Figure collection entries:
────────
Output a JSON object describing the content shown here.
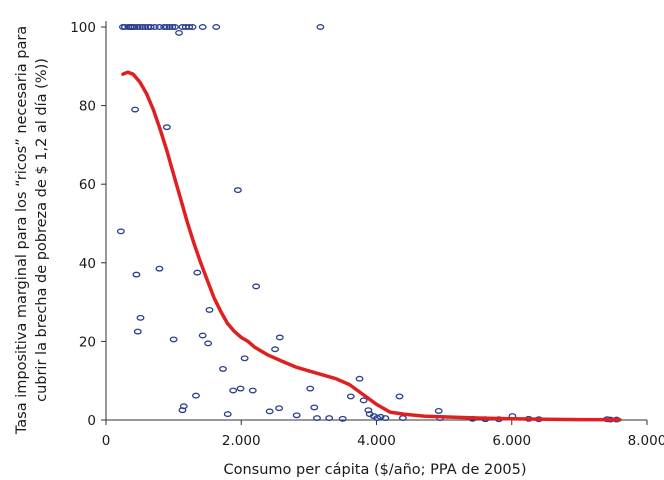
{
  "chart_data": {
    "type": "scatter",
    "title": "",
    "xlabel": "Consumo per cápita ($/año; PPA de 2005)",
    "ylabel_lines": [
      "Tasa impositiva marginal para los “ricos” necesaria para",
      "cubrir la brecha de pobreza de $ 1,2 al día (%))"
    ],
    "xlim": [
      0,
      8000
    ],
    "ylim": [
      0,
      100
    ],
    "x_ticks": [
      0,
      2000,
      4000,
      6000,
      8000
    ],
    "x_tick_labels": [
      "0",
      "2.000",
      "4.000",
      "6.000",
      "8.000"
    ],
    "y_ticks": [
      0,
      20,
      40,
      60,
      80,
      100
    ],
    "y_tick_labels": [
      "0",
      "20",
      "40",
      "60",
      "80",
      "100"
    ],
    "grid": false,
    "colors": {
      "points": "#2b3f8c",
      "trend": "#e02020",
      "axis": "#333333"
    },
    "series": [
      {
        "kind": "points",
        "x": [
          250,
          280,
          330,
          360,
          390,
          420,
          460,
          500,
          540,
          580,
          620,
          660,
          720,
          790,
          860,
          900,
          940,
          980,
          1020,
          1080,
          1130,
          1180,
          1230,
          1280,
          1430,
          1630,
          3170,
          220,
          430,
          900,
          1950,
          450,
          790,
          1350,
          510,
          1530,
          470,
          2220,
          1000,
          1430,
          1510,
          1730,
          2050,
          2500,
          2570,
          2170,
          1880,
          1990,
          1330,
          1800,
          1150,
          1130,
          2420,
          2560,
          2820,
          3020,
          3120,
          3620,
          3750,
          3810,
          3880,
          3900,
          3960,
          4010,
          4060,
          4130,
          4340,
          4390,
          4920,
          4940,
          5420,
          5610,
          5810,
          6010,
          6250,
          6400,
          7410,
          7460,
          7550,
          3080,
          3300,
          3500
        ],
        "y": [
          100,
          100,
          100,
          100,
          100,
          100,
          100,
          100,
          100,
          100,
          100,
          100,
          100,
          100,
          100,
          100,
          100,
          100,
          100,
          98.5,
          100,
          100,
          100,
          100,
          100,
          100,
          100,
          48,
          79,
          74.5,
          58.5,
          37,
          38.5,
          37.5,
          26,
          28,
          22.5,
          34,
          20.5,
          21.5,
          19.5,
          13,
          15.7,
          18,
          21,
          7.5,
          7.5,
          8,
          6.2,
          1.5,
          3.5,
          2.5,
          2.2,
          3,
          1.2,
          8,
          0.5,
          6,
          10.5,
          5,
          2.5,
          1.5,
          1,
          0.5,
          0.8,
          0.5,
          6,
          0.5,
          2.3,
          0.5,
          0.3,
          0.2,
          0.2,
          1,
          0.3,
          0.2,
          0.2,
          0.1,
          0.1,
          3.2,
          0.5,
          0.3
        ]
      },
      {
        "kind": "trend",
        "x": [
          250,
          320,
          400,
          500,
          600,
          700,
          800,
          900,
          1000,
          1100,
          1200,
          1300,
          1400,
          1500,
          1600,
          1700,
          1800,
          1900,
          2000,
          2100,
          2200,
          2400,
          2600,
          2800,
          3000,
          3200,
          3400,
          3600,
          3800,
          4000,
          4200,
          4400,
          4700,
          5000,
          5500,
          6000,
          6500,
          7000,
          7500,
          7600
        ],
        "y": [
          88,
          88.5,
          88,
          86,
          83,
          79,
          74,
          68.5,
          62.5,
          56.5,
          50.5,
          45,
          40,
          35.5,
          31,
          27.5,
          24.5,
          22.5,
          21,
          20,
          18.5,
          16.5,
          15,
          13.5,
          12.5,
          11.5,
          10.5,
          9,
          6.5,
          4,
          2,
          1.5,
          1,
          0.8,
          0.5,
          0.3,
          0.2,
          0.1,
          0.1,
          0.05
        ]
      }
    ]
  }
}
────────
Transcribe each line above verbatim, with the pictures left out.

**Written answer:**
Output a JSON object describing the content shown here.
{
  "chart_data": {
    "type": "scatter",
    "title": "",
    "xlabel": "Consumo per cápita ($/año; PPA de 2005)",
    "ylabel_lines": [
      "Tasa impositiva marginal para los “ricos” necesaria para",
      "cubrir la brecha de pobreza de $ 1,2 al día (%))"
    ],
    "xlim": [
      0,
      8000
    ],
    "ylim": [
      0,
      100
    ],
    "x_ticks": [
      0,
      2000,
      4000,
      6000,
      8000
    ],
    "x_tick_labels": [
      "0",
      "2.000",
      "4.000",
      "6.000",
      "8.000"
    ],
    "y_ticks": [
      0,
      20,
      40,
      60,
      80,
      100
    ],
    "y_tick_labels": [
      "0",
      "20",
      "40",
      "60",
      "80",
      "100"
    ],
    "grid": false,
    "colors": {
      "points": "#2b3f8c",
      "trend": "#e02020",
      "axis": "#333333"
    },
    "series": [
      {
        "kind": "points",
        "x": [
          250,
          280,
          330,
          360,
          390,
          420,
          460,
          500,
          540,
          580,
          620,
          660,
          720,
          790,
          860,
          900,
          940,
          980,
          1020,
          1080,
          1130,
          1180,
          1230,
          1280,
          1430,
          1630,
          3170,
          220,
          430,
          900,
          1950,
          450,
          790,
          1350,
          510,
          1530,
          470,
          2220,
          1000,
          1430,
          1510,
          1730,
          2050,
          2500,
          2570,
          2170,
          1880,
          1990,
          1330,
          1800,
          1150,
          1130,
          2420,
          2560,
          2820,
          3020,
          3120,
          3620,
          3750,
          3810,
          3880,
          3900,
          3960,
          4010,
          4060,
          4130,
          4340,
          4390,
          4920,
          4940,
          5420,
          5610,
          5810,
          6010,
          6250,
          6400,
          7410,
          7460,
          7550,
          3080,
          3300,
          3500
        ],
        "y": [
          100,
          100,
          100,
          100,
          100,
          100,
          100,
          100,
          100,
          100,
          100,
          100,
          100,
          100,
          100,
          100,
          100,
          100,
          100,
          98.5,
          100,
          100,
          100,
          100,
          100,
          100,
          100,
          48,
          79,
          74.5,
          58.5,
          37,
          38.5,
          37.5,
          26,
          28,
          22.5,
          34,
          20.5,
          21.5,
          19.5,
          13,
          15.7,
          18,
          21,
          7.5,
          7.5,
          8,
          6.2,
          1.5,
          3.5,
          2.5,
          2.2,
          3,
          1.2,
          8,
          0.5,
          6,
          10.5,
          5,
          2.5,
          1.5,
          1,
          0.5,
          0.8,
          0.5,
          6,
          0.5,
          2.3,
          0.5,
          0.3,
          0.2,
          0.2,
          1,
          0.3,
          0.2,
          0.2,
          0.1,
          0.1,
          3.2,
          0.5,
          0.3
        ]
      },
      {
        "kind": "trend",
        "x": [
          250,
          320,
          400,
          500,
          600,
          700,
          800,
          900,
          1000,
          1100,
          1200,
          1300,
          1400,
          1500,
          1600,
          1700,
          1800,
          1900,
          2000,
          2100,
          2200,
          2400,
          2600,
          2800,
          3000,
          3200,
          3400,
          3600,
          3800,
          4000,
          4200,
          4400,
          4700,
          5000,
          5500,
          6000,
          6500,
          7000,
          7500,
          7600
        ],
        "y": [
          88,
          88.5,
          88,
          86,
          83,
          79,
          74,
          68.5,
          62.5,
          56.5,
          50.5,
          45,
          40,
          35.5,
          31,
          27.5,
          24.5,
          22.5,
          21,
          20,
          18.5,
          16.5,
          15,
          13.5,
          12.5,
          11.5,
          10.5,
          9,
          6.5,
          4,
          2,
          1.5,
          1,
          0.8,
          0.5,
          0.3,
          0.2,
          0.1,
          0.1,
          0.05
        ]
      }
    ]
  }
}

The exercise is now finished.